== GOAL ==
Quote all of the data below exactly, please.

== RECORDED DATA ==
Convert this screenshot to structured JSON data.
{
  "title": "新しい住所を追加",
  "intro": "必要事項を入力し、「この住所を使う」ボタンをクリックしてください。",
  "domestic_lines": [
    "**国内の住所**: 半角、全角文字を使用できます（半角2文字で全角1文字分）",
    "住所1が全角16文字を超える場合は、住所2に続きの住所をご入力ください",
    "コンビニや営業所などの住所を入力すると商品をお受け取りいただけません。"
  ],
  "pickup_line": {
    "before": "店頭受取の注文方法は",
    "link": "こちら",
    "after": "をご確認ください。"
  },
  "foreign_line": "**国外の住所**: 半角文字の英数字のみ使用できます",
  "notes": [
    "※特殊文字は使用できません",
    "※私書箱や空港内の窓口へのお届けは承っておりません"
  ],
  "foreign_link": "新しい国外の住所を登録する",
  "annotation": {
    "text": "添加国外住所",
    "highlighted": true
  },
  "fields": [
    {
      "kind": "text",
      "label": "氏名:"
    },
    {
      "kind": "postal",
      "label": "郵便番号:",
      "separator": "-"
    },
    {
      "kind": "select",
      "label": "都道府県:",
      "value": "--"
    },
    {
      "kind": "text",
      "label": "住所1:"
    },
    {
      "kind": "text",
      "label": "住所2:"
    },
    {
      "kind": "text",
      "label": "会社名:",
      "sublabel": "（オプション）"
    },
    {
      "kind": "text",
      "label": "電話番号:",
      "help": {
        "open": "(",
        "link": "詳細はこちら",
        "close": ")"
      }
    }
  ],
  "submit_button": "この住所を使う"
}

== THE RESULT ==
Convert this screenshot to structured JSON data.
{
  "title": "新しい住所を追加",
  "intro": "必要事項を入力し、「この住所を使う」ボタンをクリックしてください。",
  "domestic_lines": [
    "**国内の住所**: 半角、全角文字を使用できます（半角2文字で全角1文字分）",
    "住所1が全角16文字を超える場合は、住所2に続きの住所をご入力ください",
    "コンビニや営業所などの住所を入力すると商品をお受け取りいただけません。"
  ],
  "pickup_line": {
    "before": "店頭受取の注文方法は",
    "link": "こちら",
    "after": "をご確認ください。"
  },
  "foreign_line": "**国外の住所**: 半角文字の英数字のみ使用できます",
  "notes": [
    "※特殊文字は使用できません",
    "※私書箱や空港内の窓口へのお届けは承っておりません"
  ],
  "foreign_link": "新しい国外の住所を登録する",
  "annotation": {
    "text": "添加国外住所",
    "highlighted": true
  },
  "fields": [
    {
      "kind": "text",
      "label": "氏名:"
    },
    {
      "kind": "postal",
      "label": "郵便番号:",
      "separator": "-"
    },
    {
      "kind": "select",
      "label": "都道府県:",
      "value": "--"
    },
    {
      "kind": "text",
      "label": "住所1:"
    },
    {
      "kind": "text",
      "label": "住所2:"
    },
    {
      "kind": "text",
      "label": "会社名:",
      "sublabel": "（オプション）"
    },
    {
      "kind": "text",
      "label": "電話番号:",
      "help": {
        "open": "(",
        "link": "詳細はこちら",
        "close": ")"
      }
    }
  ],
  "submit_button": "この住所を使う"
}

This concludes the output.